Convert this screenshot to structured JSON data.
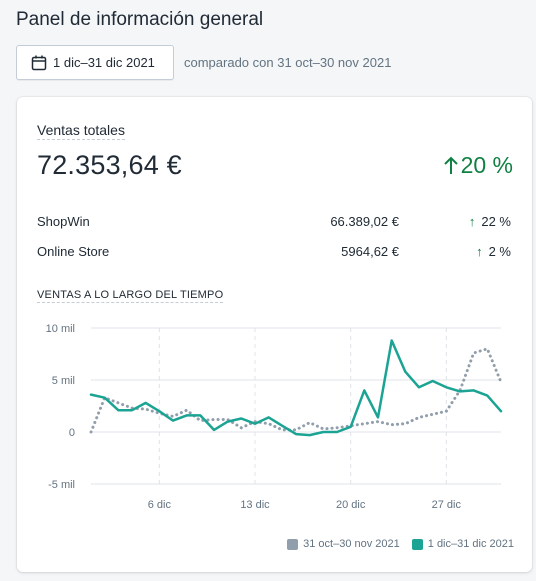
{
  "header": {
    "title": "Panel de información general",
    "date_range_label": "1 dic–31 dic 2021",
    "compare_label": "comparado con 31 oct–30 nov 2021"
  },
  "card": {
    "title": "Ventas totales",
    "total": "72.353,64 €",
    "change": "20 %",
    "rows": [
      {
        "name": "ShopWin",
        "amount": "66.389,02 €",
        "change": "22 %"
      },
      {
        "name": "Online Store",
        "amount": "5964,62 €",
        "change": "2 %"
      }
    ],
    "chart_heading": "VENTAS A LO LARGO DEL TIEMPO"
  },
  "colors": {
    "accent_green": "#108043",
    "current_series": "#1ba394",
    "previous_series": "#919eab"
  },
  "chart_data": {
    "type": "line",
    "ylabel": "",
    "xlabel": "",
    "y_tick_labels": [
      "10 mil",
      "5 mil",
      "0",
      "-5 mil"
    ],
    "y_ticks": [
      10000,
      5000,
      0,
      -5000
    ],
    "ylim": [
      -5000,
      10000
    ],
    "x_tick_labels": [
      "6 dic",
      "13 dic",
      "20 dic",
      "27 dic"
    ],
    "x_ticks": [
      6,
      13,
      20,
      27
    ],
    "xlim": [
      1,
      31
    ],
    "grid": true,
    "legend_position": "bottom-right",
    "series": [
      {
        "name": "31 oct–30 nov 2021",
        "style": "dotted",
        "x": [
          1,
          2,
          3,
          4,
          5,
          6,
          7,
          8,
          9,
          10,
          11,
          12,
          13,
          14,
          15,
          16,
          17,
          18,
          19,
          20,
          21,
          22,
          23,
          24,
          25,
          26,
          27,
          28,
          29,
          30,
          31
        ],
        "values": [
          0,
          3300,
          2800,
          2300,
          2200,
          1800,
          1500,
          2100,
          1100,
          1200,
          1200,
          400,
          1000,
          800,
          200,
          200,
          900,
          300,
          400,
          600,
          800,
          1000,
          700,
          800,
          1400,
          1700,
          2000,
          4000,
          7600,
          8000,
          4800
        ]
      },
      {
        "name": "1 dic–31 dic 2021",
        "style": "solid",
        "x": [
          1,
          2,
          3,
          4,
          5,
          6,
          7,
          8,
          9,
          10,
          11,
          12,
          13,
          14,
          15,
          16,
          17,
          18,
          19,
          20,
          21,
          22,
          23,
          24,
          25,
          26,
          27,
          28,
          29,
          30,
          31
        ],
        "values": [
          3600,
          3300,
          2100,
          2100,
          2800,
          2000,
          1100,
          1600,
          1600,
          200,
          1000,
          1300,
          800,
          1400,
          600,
          -200,
          -300,
          0,
          0,
          500,
          4000,
          1400,
          8800,
          5800,
          4300,
          4900,
          4300,
          3900,
          4000,
          3500,
          2000
        ]
      }
    ]
  }
}
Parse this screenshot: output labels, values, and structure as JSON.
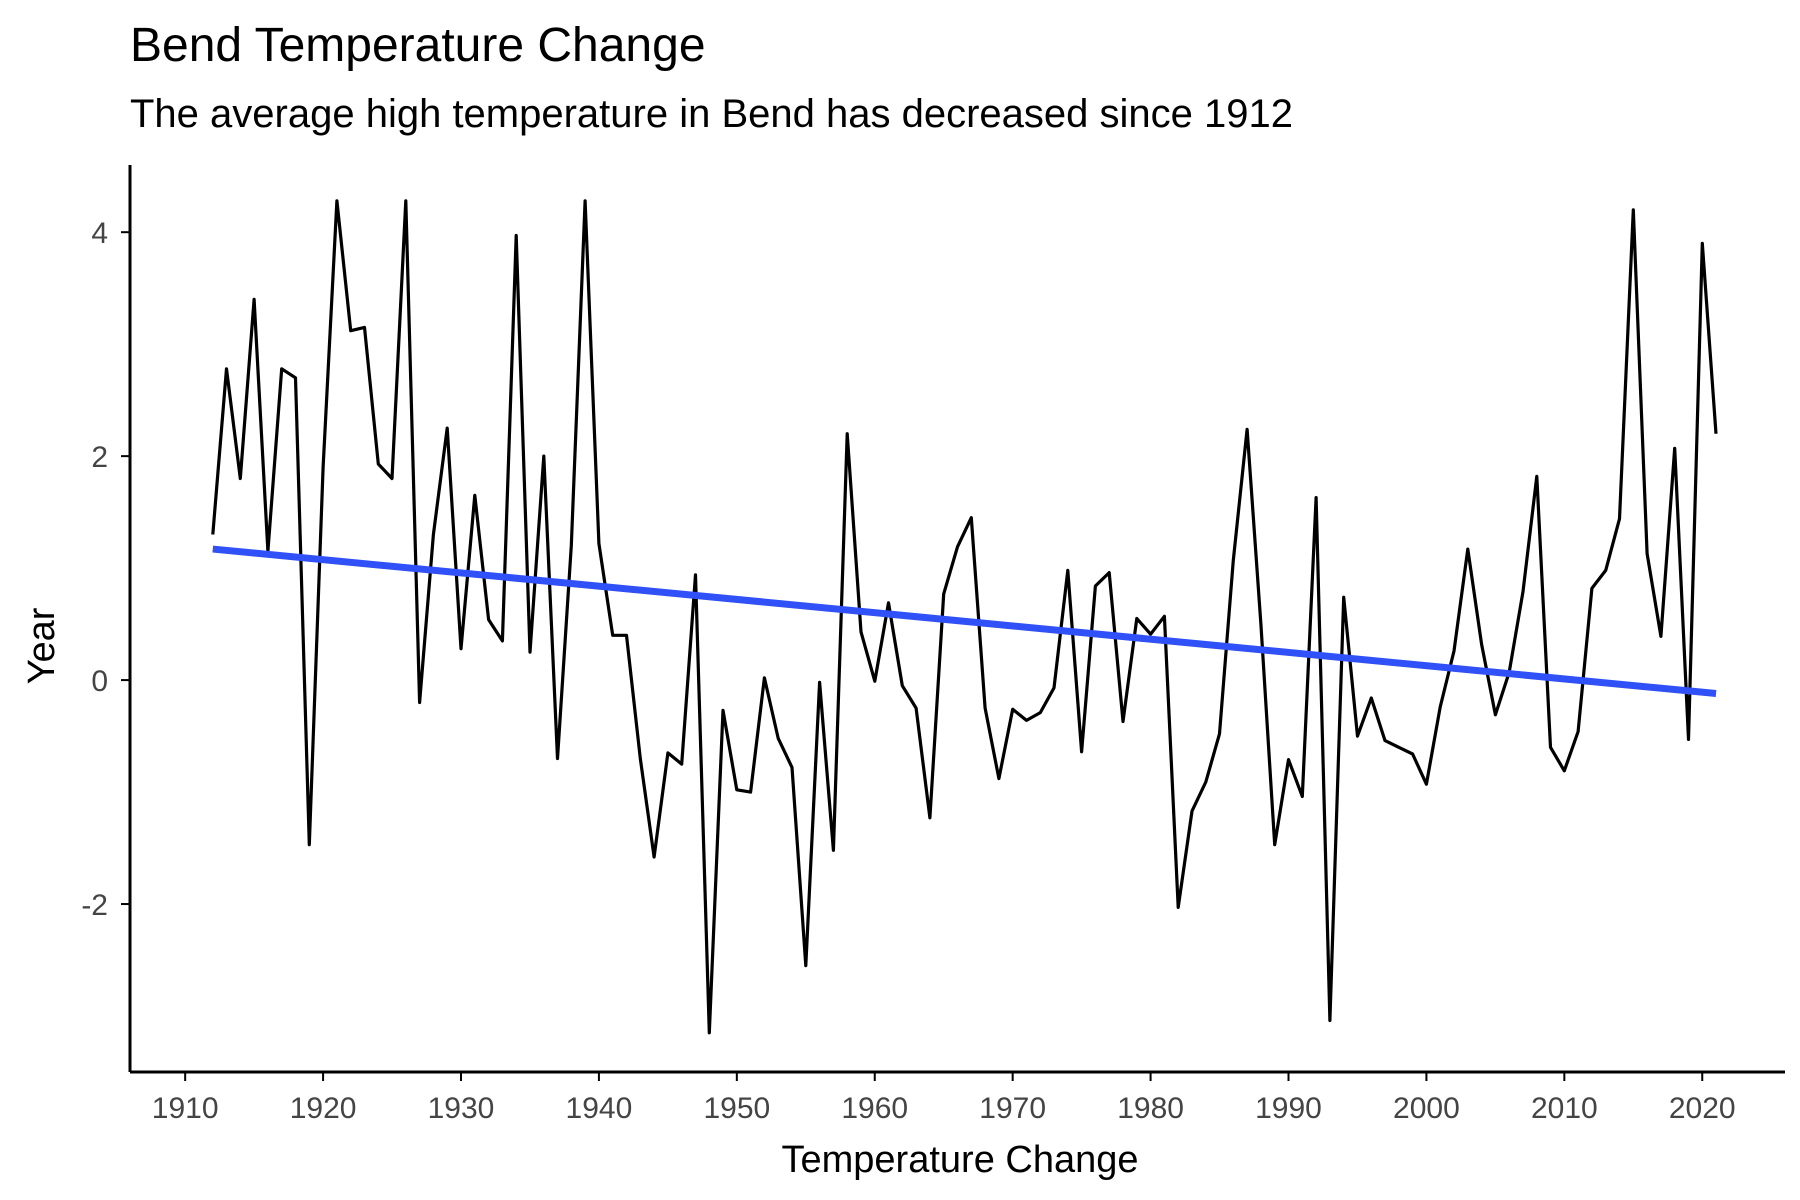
{
  "chart_data": {
    "type": "line",
    "title": "Bend Temperature Change",
    "subtitle": "The average high temperature in Bend has decreased since 1912",
    "xlabel": "Temperature Change",
    "ylabel": "Year",
    "xlim": [
      1906,
      2026
    ],
    "ylim": [
      -3.5,
      4.6
    ],
    "x_ticks": [
      1910,
      1920,
      1930,
      1940,
      1950,
      1960,
      1970,
      1980,
      1990,
      2000,
      2010,
      2020
    ],
    "y_ticks": [
      -2,
      0,
      2,
      4
    ],
    "grid": false,
    "colors": {
      "series": "#000000",
      "trend": "#3050f8",
      "axis": "#000000",
      "tick_text": "#444444"
    },
    "series": [
      {
        "x": [
          1912,
          1913,
          1914,
          1915,
          1916,
          1917,
          1918,
          1919,
          1920,
          1921,
          1922,
          1923,
          1924,
          1925,
          1926,
          1927,
          1928,
          1929,
          1930,
          1931,
          1932,
          1933,
          1934,
          1935,
          1936,
          1937,
          1938,
          1939,
          1940,
          1941,
          1942,
          1943,
          1944,
          1945,
          1946,
          1947,
          1948,
          1949,
          1950,
          1951,
          1952,
          1953,
          1954,
          1955,
          1956,
          1957,
          1958,
          1959,
          1960,
          1961,
          1962,
          1963,
          1964,
          1965,
          1966,
          1967,
          1968,
          1969,
          1970,
          1971,
          1972,
          1973,
          1974,
          1975,
          1976,
          1977,
          1978,
          1979,
          1980,
          1981,
          1982,
          1983,
          1984,
          1985,
          1986,
          1987,
          1988,
          1989,
          1990,
          1991,
          1992,
          1993,
          1994,
          1995,
          1996,
          1997,
          1998,
          1999,
          2000,
          2001,
          2002,
          2003,
          2004,
          2005,
          2006,
          2007,
          2008,
          2009,
          2010,
          2011,
          2012,
          2013,
          2014,
          2015,
          2016,
          2017,
          2018,
          2019,
          2020,
          2021
        ],
        "values": [
          1.3,
          2.78,
          1.8,
          3.4,
          1.15,
          2.78,
          2.7,
          -1.47,
          1.9,
          4.28,
          3.12,
          3.15,
          1.93,
          1.8,
          4.28,
          -0.2,
          1.3,
          2.25,
          0.28,
          1.65,
          0.54,
          0.35,
          3.97,
          0.25,
          2.0,
          -0.7,
          1.2,
          4.28,
          1.22,
          0.4,
          0.4,
          -0.7,
          -1.58,
          -0.65,
          -0.75,
          0.94,
          -3.15,
          -0.27,
          -0.98,
          -1.0,
          0.02,
          -0.52,
          -0.78,
          -2.55,
          -0.02,
          -1.52,
          2.2,
          0.43,
          -0.01,
          0.69,
          -0.05,
          -0.25,
          -1.23,
          0.77,
          1.19,
          1.45,
          -0.25,
          -0.88,
          -0.26,
          -0.36,
          -0.29,
          -0.07,
          0.98,
          -0.64,
          0.84,
          0.96,
          -0.37,
          0.55,
          0.41,
          0.57,
          -2.03,
          -1.17,
          -0.91,
          -0.48,
          1.07,
          2.24,
          0.5,
          -1.47,
          -0.71,
          -1.04,
          1.63,
          -3.04,
          0.74,
          -0.5,
          -0.16,
          -0.54,
          -0.6,
          -0.66,
          -0.93,
          -0.24,
          0.26,
          1.17,
          0.32,
          -0.31,
          0.07,
          0.79,
          1.82,
          -0.6,
          -0.81,
          -0.46,
          0.82,
          0.98,
          1.44,
          4.2,
          1.13,
          0.39,
          2.07,
          -0.53,
          3.9,
          2.2
        ]
      },
      {
        "x": [
          1912,
          2021
        ],
        "values": [
          1.17,
          -0.12
        ]
      }
    ]
  }
}
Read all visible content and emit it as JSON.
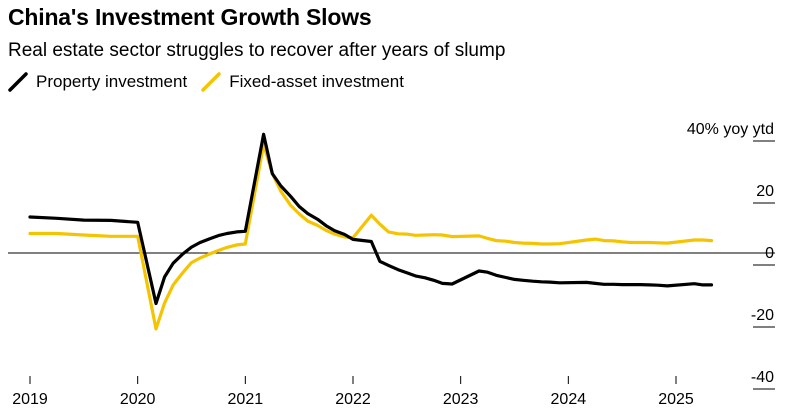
{
  "title": "China's Investment Growth Slows",
  "subtitle": "Real estate sector struggles to recover after years of slump",
  "legend": [
    {
      "name": "Property investment",
      "color": "#000000"
    },
    {
      "name": "Fixed-asset investment",
      "color": "#f5c400"
    }
  ],
  "chart_data": {
    "type": "line",
    "title": "China's Investment Growth Slows",
    "subtitle": "Real estate sector struggles to recover after years of slump",
    "xlabel": "",
    "ylabel": "40% yoy ytd",
    "unit_label": "40% yoy ytd",
    "ylim": [
      -44,
      44
    ],
    "xlim": [
      2018.92,
      2025.92
    ],
    "y_ticks": [
      {
        "value": 40,
        "label": "40% yoy ytd"
      },
      {
        "value": 20,
        "label": "20"
      },
      {
        "value": 0,
        "label": "0"
      },
      {
        "value": -20,
        "label": "-20"
      },
      {
        "value": -40,
        "label": "-40"
      }
    ],
    "x_ticks": [
      {
        "value": 2019,
        "label": "2019"
      },
      {
        "value": 2020,
        "label": "2020"
      },
      {
        "value": 2021,
        "label": "2021"
      },
      {
        "value": 2022,
        "label": "2022"
      },
      {
        "value": 2023,
        "label": "2023"
      },
      {
        "value": 2024,
        "label": "2024"
      },
      {
        "value": 2025,
        "label": "2025"
      }
    ],
    "grid": false,
    "legend_position": "top-left",
    "series": [
      {
        "name": "Property investment",
        "color": "#000000",
        "points": [
          [
            2019.0,
            11.6
          ],
          [
            2019.25,
            11.2
          ],
          [
            2019.5,
            10.6
          ],
          [
            2019.75,
            10.5
          ],
          [
            2020.0,
            9.9
          ],
          [
            2020.17,
            -16.3
          ],
          [
            2020.25,
            -7.7
          ],
          [
            2020.33,
            -3.3
          ],
          [
            2020.42,
            -0.3
          ],
          [
            2020.5,
            1.9
          ],
          [
            2020.58,
            3.4
          ],
          [
            2020.67,
            4.6
          ],
          [
            2020.75,
            5.6
          ],
          [
            2020.83,
            6.3
          ],
          [
            2020.92,
            6.8
          ],
          [
            2021.0,
            7.0
          ],
          [
            2021.17,
            38.3
          ],
          [
            2021.25,
            25.6
          ],
          [
            2021.33,
            21.6
          ],
          [
            2021.42,
            18.3
          ],
          [
            2021.5,
            15.0
          ],
          [
            2021.58,
            12.7
          ],
          [
            2021.67,
            10.9
          ],
          [
            2021.75,
            8.8
          ],
          [
            2021.83,
            7.2
          ],
          [
            2021.92,
            6.0
          ],
          [
            2022.0,
            4.4
          ],
          [
            2022.17,
            3.7
          ],
          [
            2022.25,
            -2.7
          ],
          [
            2022.33,
            -4.0
          ],
          [
            2022.42,
            -5.4
          ],
          [
            2022.5,
            -6.4
          ],
          [
            2022.58,
            -7.4
          ],
          [
            2022.67,
            -8.0
          ],
          [
            2022.75,
            -8.8
          ],
          [
            2022.83,
            -9.8
          ],
          [
            2022.92,
            -10.0
          ],
          [
            2023.17,
            -5.8
          ],
          [
            2023.25,
            -6.2
          ],
          [
            2023.33,
            -7.2
          ],
          [
            2023.42,
            -7.9
          ],
          [
            2023.5,
            -8.5
          ],
          [
            2023.58,
            -8.8
          ],
          [
            2023.67,
            -9.1
          ],
          [
            2023.75,
            -9.3
          ],
          [
            2023.83,
            -9.4
          ],
          [
            2023.92,
            -9.6
          ],
          [
            2024.17,
            -9.5
          ],
          [
            2024.25,
            -9.8
          ],
          [
            2024.33,
            -10.1
          ],
          [
            2024.42,
            -10.1
          ],
          [
            2024.5,
            -10.2
          ],
          [
            2024.58,
            -10.2
          ],
          [
            2024.67,
            -10.2
          ],
          [
            2024.75,
            -10.3
          ],
          [
            2024.83,
            -10.4
          ],
          [
            2024.92,
            -10.6
          ],
          [
            2025.17,
            -9.9
          ],
          [
            2025.25,
            -10.3
          ],
          [
            2025.33,
            -10.3
          ]
        ]
      },
      {
        "name": "Fixed-asset investment",
        "color": "#f5c400",
        "points": [
          [
            2019.0,
            6.3
          ],
          [
            2019.25,
            6.3
          ],
          [
            2019.5,
            5.8
          ],
          [
            2019.75,
            5.4
          ],
          [
            2020.0,
            5.4
          ],
          [
            2020.17,
            -24.5
          ],
          [
            2020.25,
            -16.1
          ],
          [
            2020.33,
            -10.3
          ],
          [
            2020.42,
            -6.3
          ],
          [
            2020.5,
            -3.1
          ],
          [
            2020.58,
            -1.6
          ],
          [
            2020.67,
            -0.3
          ],
          [
            2020.75,
            0.8
          ],
          [
            2020.83,
            1.8
          ],
          [
            2020.92,
            2.6
          ],
          [
            2021.0,
            2.9
          ],
          [
            2021.17,
            35.0
          ],
          [
            2021.25,
            25.6
          ],
          [
            2021.33,
            19.9
          ],
          [
            2021.42,
            15.4
          ],
          [
            2021.5,
            12.6
          ],
          [
            2021.58,
            10.3
          ],
          [
            2021.67,
            8.9
          ],
          [
            2021.75,
            7.3
          ],
          [
            2021.83,
            6.1
          ],
          [
            2021.92,
            5.2
          ],
          [
            2022.0,
            4.9
          ],
          [
            2022.17,
            12.2
          ],
          [
            2022.25,
            9.3
          ],
          [
            2022.33,
            6.8
          ],
          [
            2022.42,
            6.2
          ],
          [
            2022.5,
            6.1
          ],
          [
            2022.58,
            5.7
          ],
          [
            2022.67,
            5.8
          ],
          [
            2022.75,
            5.9
          ],
          [
            2022.83,
            5.8
          ],
          [
            2022.92,
            5.3
          ],
          [
            2023.17,
            5.5
          ],
          [
            2023.25,
            4.7
          ],
          [
            2023.33,
            4.0
          ],
          [
            2023.42,
            3.8
          ],
          [
            2023.5,
            3.4
          ],
          [
            2023.58,
            3.2
          ],
          [
            2023.67,
            3.1
          ],
          [
            2023.75,
            2.9
          ],
          [
            2023.83,
            2.9
          ],
          [
            2023.92,
            3.0
          ],
          [
            2024.17,
            4.2
          ],
          [
            2024.25,
            4.5
          ],
          [
            2024.33,
            4.0
          ],
          [
            2024.42,
            3.9
          ],
          [
            2024.5,
            3.6
          ],
          [
            2024.58,
            3.4
          ],
          [
            2024.67,
            3.4
          ],
          [
            2024.75,
            3.4
          ],
          [
            2024.83,
            3.3
          ],
          [
            2024.92,
            3.2
          ],
          [
            2025.17,
            4.2
          ],
          [
            2025.25,
            4.2
          ],
          [
            2025.33,
            4.0
          ]
        ]
      }
    ]
  }
}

SHORT PROBLEM:
Pull every line containing the word "Growth" out of the entries above.

TASK OUTPUT:
  "title": "China's Investment Growth Slows",
    "title": "China's Investment Growth Slows",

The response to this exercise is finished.